(Saved entries)
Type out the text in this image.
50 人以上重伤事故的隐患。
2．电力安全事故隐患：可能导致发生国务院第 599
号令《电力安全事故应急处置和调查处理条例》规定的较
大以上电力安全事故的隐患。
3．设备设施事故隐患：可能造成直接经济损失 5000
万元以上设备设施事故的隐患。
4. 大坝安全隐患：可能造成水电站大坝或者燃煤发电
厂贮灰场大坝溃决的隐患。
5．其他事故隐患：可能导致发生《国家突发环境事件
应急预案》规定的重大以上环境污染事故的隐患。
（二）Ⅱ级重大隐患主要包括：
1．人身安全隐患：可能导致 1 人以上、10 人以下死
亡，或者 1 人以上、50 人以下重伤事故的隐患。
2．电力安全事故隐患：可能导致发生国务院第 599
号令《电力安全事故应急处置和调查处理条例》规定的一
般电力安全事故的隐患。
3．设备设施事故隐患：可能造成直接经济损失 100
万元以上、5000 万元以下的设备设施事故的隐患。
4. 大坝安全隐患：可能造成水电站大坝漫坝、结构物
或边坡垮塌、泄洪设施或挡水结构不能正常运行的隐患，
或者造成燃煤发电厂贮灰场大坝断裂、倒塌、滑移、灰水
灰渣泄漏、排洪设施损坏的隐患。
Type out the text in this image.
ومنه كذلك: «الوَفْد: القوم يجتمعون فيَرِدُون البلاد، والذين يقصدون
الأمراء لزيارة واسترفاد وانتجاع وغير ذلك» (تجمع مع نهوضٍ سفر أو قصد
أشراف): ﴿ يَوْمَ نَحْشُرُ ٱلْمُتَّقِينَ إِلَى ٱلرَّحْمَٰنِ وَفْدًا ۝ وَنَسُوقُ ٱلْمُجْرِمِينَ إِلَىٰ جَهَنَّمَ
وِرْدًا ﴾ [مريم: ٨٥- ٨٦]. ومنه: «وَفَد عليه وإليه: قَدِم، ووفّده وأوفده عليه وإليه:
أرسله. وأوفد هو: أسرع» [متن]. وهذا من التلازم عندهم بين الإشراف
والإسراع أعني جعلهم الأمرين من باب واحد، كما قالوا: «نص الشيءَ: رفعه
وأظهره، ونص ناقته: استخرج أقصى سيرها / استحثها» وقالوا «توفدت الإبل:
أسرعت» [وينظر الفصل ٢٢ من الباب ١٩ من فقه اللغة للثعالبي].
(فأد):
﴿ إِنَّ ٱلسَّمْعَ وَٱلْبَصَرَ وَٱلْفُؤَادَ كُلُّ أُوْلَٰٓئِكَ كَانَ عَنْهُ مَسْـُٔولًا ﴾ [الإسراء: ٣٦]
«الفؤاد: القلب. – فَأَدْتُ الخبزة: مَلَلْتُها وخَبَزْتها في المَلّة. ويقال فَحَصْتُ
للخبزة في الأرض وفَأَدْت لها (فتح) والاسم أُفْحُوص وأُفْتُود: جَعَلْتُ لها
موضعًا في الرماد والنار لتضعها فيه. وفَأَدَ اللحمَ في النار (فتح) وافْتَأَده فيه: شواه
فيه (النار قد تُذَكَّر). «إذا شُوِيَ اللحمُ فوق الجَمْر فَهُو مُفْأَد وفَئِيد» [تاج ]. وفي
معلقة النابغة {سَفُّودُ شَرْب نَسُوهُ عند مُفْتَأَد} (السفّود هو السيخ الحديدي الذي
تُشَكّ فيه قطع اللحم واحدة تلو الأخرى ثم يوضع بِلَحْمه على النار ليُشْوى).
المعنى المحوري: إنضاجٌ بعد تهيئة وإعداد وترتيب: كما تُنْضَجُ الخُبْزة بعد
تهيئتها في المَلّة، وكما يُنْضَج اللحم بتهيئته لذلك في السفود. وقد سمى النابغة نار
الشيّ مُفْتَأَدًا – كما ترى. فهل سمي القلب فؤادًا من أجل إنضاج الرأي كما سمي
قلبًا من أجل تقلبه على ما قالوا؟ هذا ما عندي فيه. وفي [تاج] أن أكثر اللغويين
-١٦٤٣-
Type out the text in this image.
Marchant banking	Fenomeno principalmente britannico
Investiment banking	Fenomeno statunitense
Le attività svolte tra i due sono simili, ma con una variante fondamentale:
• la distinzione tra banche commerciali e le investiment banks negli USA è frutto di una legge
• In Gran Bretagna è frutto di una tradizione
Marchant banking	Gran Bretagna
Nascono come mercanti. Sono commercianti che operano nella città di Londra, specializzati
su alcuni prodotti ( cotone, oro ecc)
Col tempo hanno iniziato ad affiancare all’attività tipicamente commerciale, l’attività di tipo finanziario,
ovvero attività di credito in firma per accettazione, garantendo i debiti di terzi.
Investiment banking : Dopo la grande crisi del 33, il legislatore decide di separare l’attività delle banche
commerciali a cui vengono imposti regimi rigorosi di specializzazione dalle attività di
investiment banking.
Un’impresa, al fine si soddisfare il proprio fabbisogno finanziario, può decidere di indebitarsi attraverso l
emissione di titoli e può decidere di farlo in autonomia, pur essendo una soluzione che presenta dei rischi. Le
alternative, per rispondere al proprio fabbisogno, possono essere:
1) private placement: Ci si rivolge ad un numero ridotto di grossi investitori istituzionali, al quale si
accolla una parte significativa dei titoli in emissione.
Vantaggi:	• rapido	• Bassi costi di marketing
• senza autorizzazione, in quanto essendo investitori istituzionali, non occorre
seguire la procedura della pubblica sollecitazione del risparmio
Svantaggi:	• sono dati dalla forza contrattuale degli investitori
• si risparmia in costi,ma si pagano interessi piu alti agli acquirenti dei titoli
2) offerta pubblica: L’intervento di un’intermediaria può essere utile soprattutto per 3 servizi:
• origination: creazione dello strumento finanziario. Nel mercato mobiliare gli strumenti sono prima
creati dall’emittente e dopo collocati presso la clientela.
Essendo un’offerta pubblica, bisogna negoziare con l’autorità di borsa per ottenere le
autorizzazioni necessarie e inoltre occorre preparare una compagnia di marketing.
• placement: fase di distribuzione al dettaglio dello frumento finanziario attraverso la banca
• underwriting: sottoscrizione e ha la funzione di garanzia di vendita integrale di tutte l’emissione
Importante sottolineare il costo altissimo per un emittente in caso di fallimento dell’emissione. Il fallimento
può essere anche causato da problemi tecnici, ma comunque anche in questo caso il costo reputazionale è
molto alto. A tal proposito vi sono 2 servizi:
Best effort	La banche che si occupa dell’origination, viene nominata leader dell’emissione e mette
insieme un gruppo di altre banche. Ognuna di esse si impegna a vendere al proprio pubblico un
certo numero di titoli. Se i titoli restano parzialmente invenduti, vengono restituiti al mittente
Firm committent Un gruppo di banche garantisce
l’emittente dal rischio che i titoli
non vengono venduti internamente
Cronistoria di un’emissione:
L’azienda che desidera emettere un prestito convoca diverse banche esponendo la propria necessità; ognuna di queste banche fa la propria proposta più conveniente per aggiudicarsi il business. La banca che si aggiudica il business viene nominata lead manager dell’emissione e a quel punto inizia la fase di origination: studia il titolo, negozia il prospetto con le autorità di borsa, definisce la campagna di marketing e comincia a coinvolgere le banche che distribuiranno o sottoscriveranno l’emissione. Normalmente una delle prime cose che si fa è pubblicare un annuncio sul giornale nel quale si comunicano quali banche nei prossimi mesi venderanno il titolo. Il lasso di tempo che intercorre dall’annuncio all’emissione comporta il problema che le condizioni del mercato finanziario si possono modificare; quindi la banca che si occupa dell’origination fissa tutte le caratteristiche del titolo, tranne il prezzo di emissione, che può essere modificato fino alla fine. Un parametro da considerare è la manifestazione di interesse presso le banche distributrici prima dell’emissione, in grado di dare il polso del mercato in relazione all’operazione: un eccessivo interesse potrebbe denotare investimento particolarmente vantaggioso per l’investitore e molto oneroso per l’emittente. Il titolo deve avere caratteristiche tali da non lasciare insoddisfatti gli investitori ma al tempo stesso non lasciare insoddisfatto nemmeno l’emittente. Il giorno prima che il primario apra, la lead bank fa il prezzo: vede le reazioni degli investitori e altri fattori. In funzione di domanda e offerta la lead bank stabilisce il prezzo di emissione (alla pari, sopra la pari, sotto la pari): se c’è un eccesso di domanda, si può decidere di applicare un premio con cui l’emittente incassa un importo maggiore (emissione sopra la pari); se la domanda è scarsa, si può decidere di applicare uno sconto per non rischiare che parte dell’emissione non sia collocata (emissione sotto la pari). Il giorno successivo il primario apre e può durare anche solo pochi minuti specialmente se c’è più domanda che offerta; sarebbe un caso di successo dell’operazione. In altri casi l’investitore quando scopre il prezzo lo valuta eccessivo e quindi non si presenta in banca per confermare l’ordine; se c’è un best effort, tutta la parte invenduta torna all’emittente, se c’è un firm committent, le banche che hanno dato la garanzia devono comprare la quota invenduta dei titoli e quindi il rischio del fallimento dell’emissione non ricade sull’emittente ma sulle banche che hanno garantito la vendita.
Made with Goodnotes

Request: Some lines of the records may hold the word "ومنه". How many do? Answer with a number and nothing else.

Output of the task: 2